Your objective
Your response should reproduce every line of the entries that contains the word "wirdt".
╭─ Material provided
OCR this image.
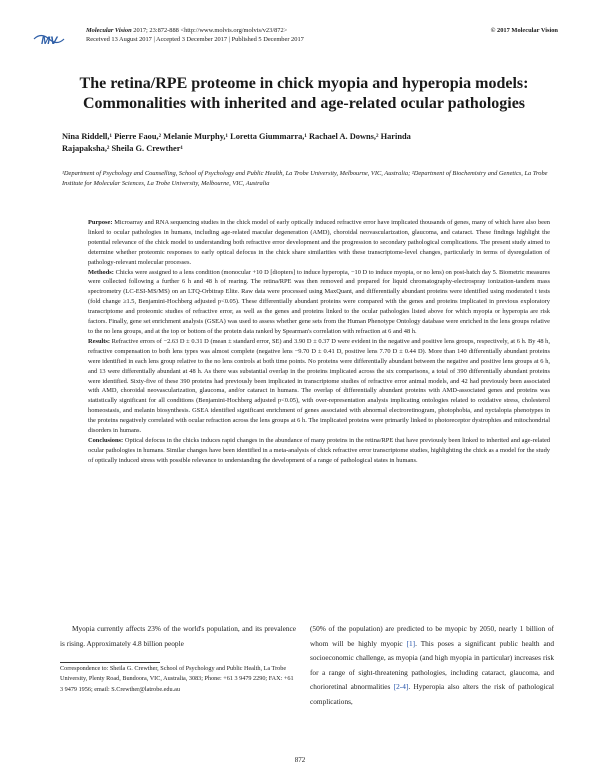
Molecular Vision 2017; 23:872-888 <http://www.molvis.org/molvis/v23/872>
Received 13 August 2017 | Accepted 3 December 2017 | Published 5 December 2017
© 2017 Molecular Vision
MV
The retina/RPE proteome in chick myopia and hyperopia models: Commonalities with inherited and age-related ocular pathologies
Nina Riddell,¹ Pierre Faou,² Melanie Murphy,¹ Loretta Giummarra,¹ Rachael A. Downs,² Harinda
Rajapaksha,² Sheila G. Crewther¹
¹Department of Psychology and Counselling, School of Psychology and Public Health, La Trobe University, Melbourne, VIC, Australia; ²Department of Biochemistry and Genetics, La Trobe Institute for Molecular Sciences, La Trobe University, Melbourne, VIC, Australia

Purpose: Microarray and RNA sequencing studies in the chick model of early optically induced refractive error have implicated thousands of genes, many of which have also been linked to ocular pathologies in humans, including age-related macular degeneration (AMD), choroidal neovascularization, glaucoma, and cataract. These findings highlight the potential relevance of the chick model to understanding both refractive error development and the progression to secondary pathological complications. The present study aimed to determine whether proteomic responses to early optical defocus in the chick share similarities with these transcriptome-level changes, particularly in terms of dysregulation of pathology-relevant molecular processes.

Methods: Chicks were assigned to a lens condition (monocular +10 D [diopters] to induce hyperopia, −10 D to induce myopia, or no lens) on post-hatch day 5. Biometric measures were collected following a further 6 h and 48 h of rearing. The retina/RPE was then removed and prepared for liquid chromatography-electrospray ionization-tandem mass spectrometry (LC-ESI-MS/MS) on an LTQ-Orbitrap Elite. Raw data were processed using MaxQuant, and differentially abundant proteins were identified using moderated t tests (fold change ≥1.5, Benjamini-Hochberg adjusted p<0.05). These differentially abundant proteins were compared with the genes and proteins implicated in previous exploratory transcriptome and proteomic studies of refractive error, as well as the genes and proteins linked to the ocular pathologies listed above for which myopia or hyperopia are risk factors. Finally, gene set enrichment analysis (GSEA) was used to assess whether gene sets from the Human Phenotype Ontology database were enriched in the lens groups relative to the no lens groups, and at the top or bottom of the protein data ranked by Spearman's correlation with refraction at 6 and 48 h.

Results: Refractive errors of −2.63 D ± 0.31 D (mean ± standard error, SE) and 3.90 D ± 0.37 D were evident in the negative and positive lens groups, respectively, at 6 h. By 48 h, refractive compensation to both lens types was almost complete (negative lens −9.70 D ± 0.41 D, positive lens 7.70 D ± 0.44 D). More than 140 differentially abundant proteins were identified in each lens group relative to the no lens controls at both time points. No proteins were differentially abundant between the negative and positive lens groups at 6 h, and 13 were differentially abundant at 48 h. As there was substantial overlap in the proteins implicated across the six comparisons, a total of 390 differentially abundant proteins were identified. Sixty-five of these 390 proteins had previously been implicated in transcriptome studies of refractive error animal models, and 42 had previously been associated with AMD, choroidal neovascularization, glaucoma, and/or cataract in humans. The overlap of differentially abundant proteins with AMD-associated genes and proteins was statistically significant for all conditions (Benjamini-Hochberg adjusted p<0.05), with over-representation analysis implicating ontologies related to oxidative stress, cholesterol homeostasis, and melanin biosynthesis. GSEA identified significant enrichment of genes associated with abnormal electroretinogram, photophobia, and nyctalopia phenotypes in the proteins negatively correlated with ocular refraction across the lens groups at 6 h. The implicated proteins were primarily linked to photoreceptor dystrophies and mitochondrial disorders in humans.

Conclusions: Optical defocus in the chicks induces rapid changes in the abundance of many proteins in the retina/RPE that have previously been linked to inherited and age-related ocular pathologies in humans. Similar changes have been identified in a meta-analysis of chick refractive error transcriptome studies, highlighting the chick as a model for the study of optically induced stress with possible relevance to understanding the development of a range of pathological states in humans.

Myopia currently affects 23% of the world's population, and its prevalence is rising. Approximately 4.8 billion people
(50% of the population) are predicted to be myopic by 2050, nearly 1 billion of whom will be highly myopic [1]. This poses a significant public health and socioeconomic challenge, as myopia (and high myopia in particular) increases risk for a range of sight-threatening pathologies, including cataract, glaucoma, and chorioretinal abnormalities [2-4]. Hyperopia also alters the risk of pathological complications,
Correspondence to: Sheila G. Crewther, School of Psychology and Public Health, La Trobe University, Plenty Road, Bundoora, VIC, Australia, 3083; Phone: +61 3 9479 2290; FAX: +61 3 9479 1956; email: S.Crewther@latrobe.edu.au
872
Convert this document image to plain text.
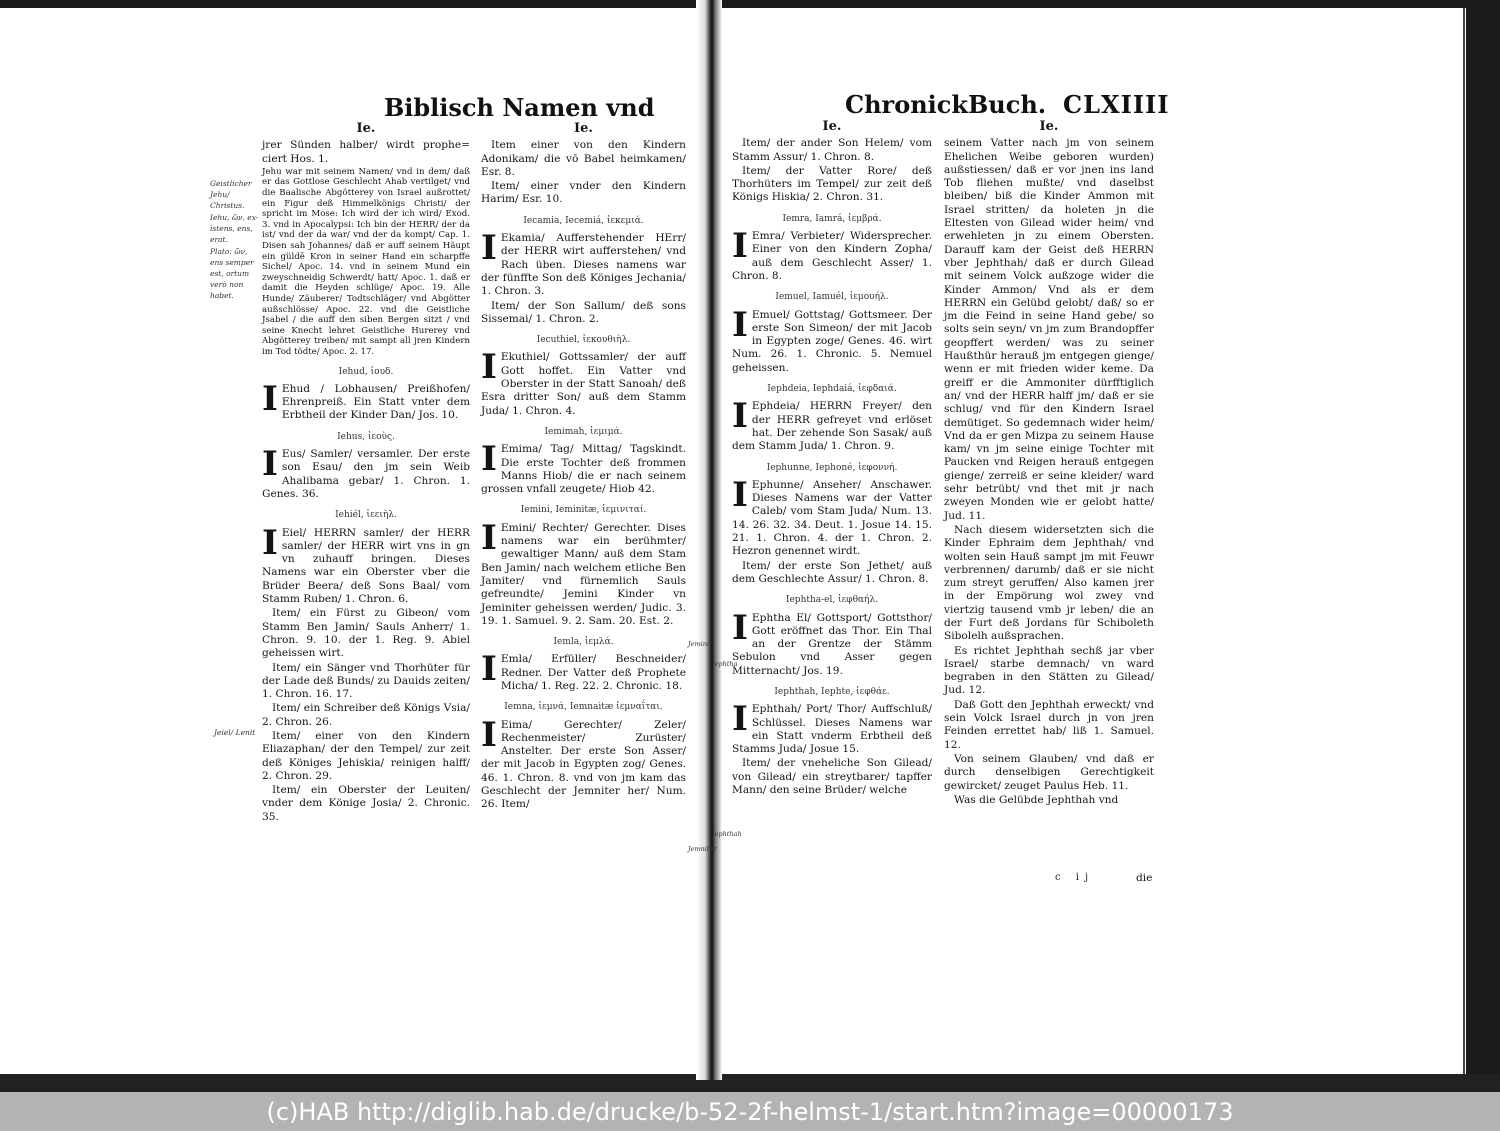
Biblisch Namen vnd	ChronickBuch. CLXIIII
Geistlicher Jehu/ Christus.
Iehu, ὤν, ex-istens, ens, erat.
Plato: ὤν, ens semper est, ortum verò non habet.
Jeiel/ Lenit
Jemini
Jemniter
Jephtha
Jephthah
Ie.

jrer Sünden halber/ wirdt prophe= ciert Hos. 1.

Jehu war mit seinem Namen/ vnd in dem/ daß er das Gottlose Geschlecht Ahab vertilget/ vnd die Baalische Abgötterey von Israel außrottet/ ein Figur deß Himmelkönigs Christi/ der spricht im Mose: Ich wird der ich wird/ Exod. 3. vnd in Apocalypsi: Ich bin der HERR/ der da ist/ vnd der da war/ vnd der da kompt/ Cap. 1. Disen sah Johannes/ daß er auff seinem Häupt ein güldē Kron in seiner Hand ein scharpffe Sichel/ Apoc. 14. vnd in seinem Mund ein zweyschneidig Schwerdt/ hatt/ Apoc. 1. daß er damit die Heyden schlüge/ Apoc. 19. Alle Hunde/ Zäuberer/ Todtschläger/ vnd Abgötter außschlösse/ Apoc. 22. vnd die Geistliche Jsabel / die auff den siben Bergen sitzt / vnd seine Knecht lehret Geistliche Hurerey vnd Abgötterey treiben/ mit sampt all jren Kindern im Tod tödte/ Apoc. 2. 17.

Iehud, ἰουδ.

I Ehud / Lobhausen/ Preißhofen/ Ehrenpreiß. Ein Statt vnter dem Erbtheil der Kinder Dan/ Jos. 10.

Iehus, ἰεοὺς.

I Eus/ Samler/ versamler. Der erste son Esau/ den jm sein Weib Ahalibama gebar/ 1. Chron. 1. Genes. 36.

Iehiél, ἰεειὴλ.

I Eiel/ HERRN samler/ der HERR samler/ der HERR wirt vns in gn vn zuhauff bringen. Dieses Namens war ein Oberster vber die Brüder Beera/ deß Sons Baal/ vom Stamm Ruben/ 1. Chron. 6.

Item/ ein Fürst zu Gibeon/ vom Stamm Ben Jamin/ Sauls Anherr/ 1. Chron. 9. 10. der 1. Reg. 9. Abiel geheissen wirt.

Item/ ein Sänger vnd Thorhüter für der Lade deß Bunds/ zu Dauids zeiten/ 1. Chron. 16. 17.

Item/ ein Schreiber deß Königs Vsia/ 2. Chron. 26.

Item/ einer von den Kindern Eliazaphan/ der den Tempel/ zur zeit deß Königes Jehiskia/ reinigen halff/ 2. Chron. 29.

Item/ ein Oberster der Leuiten/ vnder dem Könige Josia/ 2. Chronic. 35.

Ie.

Item einer von den Kindern Adonikam/ die vō Babel heimkamen/ Esr. 8.

Item/ einer vnder den Kindern Harim/ Esr. 10.

Iecamia, Iecemiá, ἰεκεμιά.

I Ekamia/ Aufferstehender HErr/ der HERR wirt aufferstehen/ vnd Rach üben. Dieses namens war der fünffte Son deß Königes Jechania/ 1. Chron. 3.

Item/ der Son Sallum/ deß sons Sissemai/ 1. Chron. 2.

Iecuthiel, ἰεκουθιὴλ.

I Ekuthiel/ Gottssamler/ der auff Gott hoffet. Ein Vatter vnd Oberster in der Statt Sanoah/ deß Esra dritter Son/ auß dem Stamm Juda/ 1. Chron. 4.

Iemimah, ἰεμιμά.

I Emima/ Tag/ Mittag/ Tagskindt. Die erste Tochter deß frommen Manns Hiob/ die er nach seinem grossen vnfall zeugete/ Hiob 42.

Iemini, Ieminitæ, ἰεμινιταί.

I Emini/ Rechter/ Gerechter. Dises namens war ein berühmter/ gewaltiger Mann/ auß dem Stam Ben Jamin/ nach welchem etliche Ben Jamiter/ vnd fürnemlich Sauls gefreundte/ Jemini Kinder vn Jeminiter geheissen werden/ Judic. 3. 19. 1. Samuel. 9. 2. Sam. 20. Est. 2.

Iemla, ἰεμλά.

I Emla/ Erfüller/ Beschneider/ Redner. Der Vatter deß Prophete Micha/ 1. Reg. 22. 2. Chronic. 18.

Iemna, ἰεμνά, Iemnaitæ ἰεμναΐται.

I Eima/ Gerechter/ Zeler/ Rechenmeister/ Zurüster/ Anstelter. Der erste Son Asser/ der mit Jacob in Egypten zog/ Genes. 46. 1. Chron. 8. vnd von jm kam das Geschlecht der Jemniter her/ Num. 26. Item/

Ie.

Item/ der ander Son Helem/ vom Stamm Assur/ 1. Chron. 8.

Item/ der Vatter Rore/ deß Thorhüters im Tempel/ zur zeit deß Königs Hiskia/ 2. Chron. 31.

Iemra, Iamrá, ἰεμβρά.

I Emra/ Verbieter/ Widersprecher. Einer von den Kindern Zopha/ auß dem Geschlecht Asser/ 1. Chron. 8.

Iemuel, Iamuél, ἰεμουήλ.

I Emuel/ Gottstag/ Gottsmeer. Der erste Son Simeon/ der mit Jacob in Egypten zoge/ Genes. 46. wirt Num. 26. 1. Chronic. 5. Nemuel geheissen.

Iephdeia, Iephdaiá, ἰεφδαιά.

I Ephdeia/ HERRN Freyer/ den der HERR gefreyet vnd erlöset hat. Der zehende Son Sasak/ auß dem Stamm Juda/ 1. Chron. 9.

Iephunne, Iephoné, ἰεφοννή.

I Ephunne/ Anseher/ Anschawer. Dieses Namens war der Vatter Caleb/ vom Stam Juda/ Num. 13. 14. 26. 32. 34. Deut. 1. Josue 14. 15. 21. 1. Chron. 4. der 1. Chron. 2. Hezron genennet wirdt.

Item/ der erste Son Jethet/ auß dem Geschlechte Assur/ 1. Chron. 8.

Iephtha-el, ἰεφθαήλ.

I Ephtha El/ Gottsport/ Gottsthor/ Gott eröffnet das Thor. Ein Thal an der Grentze der Stämm Sebulon vnd Asser gegen Mitternacht/ Jos. 19.

Iephthah, Iephte, ἰεφθάε.

I Ephthah/ Port/ Thor/ Auffschluß/ Schlüssel. Dieses Namens war ein Statt vnderm Erbtheil deß Stamms Juda/ Josue 15.

Item/ der vneheliche Son Gilead/ von Gilead/ ein streytbarer/ tapffer Mann/ den seine Brüder/ welche

Ie.

seinem Vatter nach jm von seinem Ehelichen Weibe geboren wurden) außstiessen/ daß er vor jnen ins land Tob fliehen mußte/ vnd daselbst bleiben/ biß die Kinder Ammon mit Israel stritten/ da holeten jn die Eltesten von Gilead wider heim/ vnd erwehleten jn zu einem Obersten. Darauff kam der Geist deß HERRN vber Jephthah/ daß er durch Gilead mit seinem Volck außzoge wider die Kinder Ammon/ Vnd als er dem HERRN ein Gelübd gelobt/ daß/ so er jm die Feind in seine Hand gebe/ so solts sein seyn/ vn jm zum Brandopffer geopffert werden/ was zu seiner Haußthür herauß jm entgegen gienge/ wenn er mit frieden wider keme. Da greiff er die Ammoniter dürfftiglich an/ vnd der HERR halff jm/ daß er sie schlug/ vnd für den Kindern Israel demütiget. So gedemnach wider heim/ Vnd da er gen Mizpa zu seinem Hause kam/ vn jm seine einige Tochter mit Paucken vnd Reigen herauß entgegen gienge/ zerreiß er seine kleider/ ward sehr betrübt/ vnd thet mit jr nach zweyen Monden wie er gelobt hatte/ Jud. 11.

Nach diesem widersetzten sich die Kinder Ephraim dem Jephthah/ vnd wolten sein Hauß sampt jm mit Feuwr verbrennen/ darumb/ daß er sie nicht zum streyt geruffen/ Also kamen jrer in der Empörung wol zwey vnd viertzig tausend vmb jr leben/ die an der Furt deß Jordans für Schiboleth Sibolelh außsprachen.

Es richtet Jephthah sechß jar vber Israel/ starbe demnach/ vn ward begraben in den Stätten zu Gilead/ Jud. 12.

Daß Gott den Jephthah erweckt/ vnd sein Volck Israel durch jn von jren Feinden errettet hab/ liß 1. Samuel. 12.

Von seinem Glauben/ vnd daß er durch denselbigen Gerechtigkeit gewircket/ zeuget Paulus Heb. 11.

Was die Gelübde Jephthah vnd

c ij	die
(c)HAB http://diglib.hab.de/drucke/b-52-2f-helmst-1/start.htm?image=00000173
╰─
Solution for this exercise
jrer Sünden halber/ wirdt prophe= ciert Hos. 1.
I Ephunne/ Anseher/ Anschawer. Dieses Namens war der Vatter Caleb/ vom Stam Juda/ Num. 13. 14. 26. 32. 34. Deut. 1. Josue 14. 15. 21. 1. Chron. 4. der 1. Chron. 2. Hezron genennet wirdt.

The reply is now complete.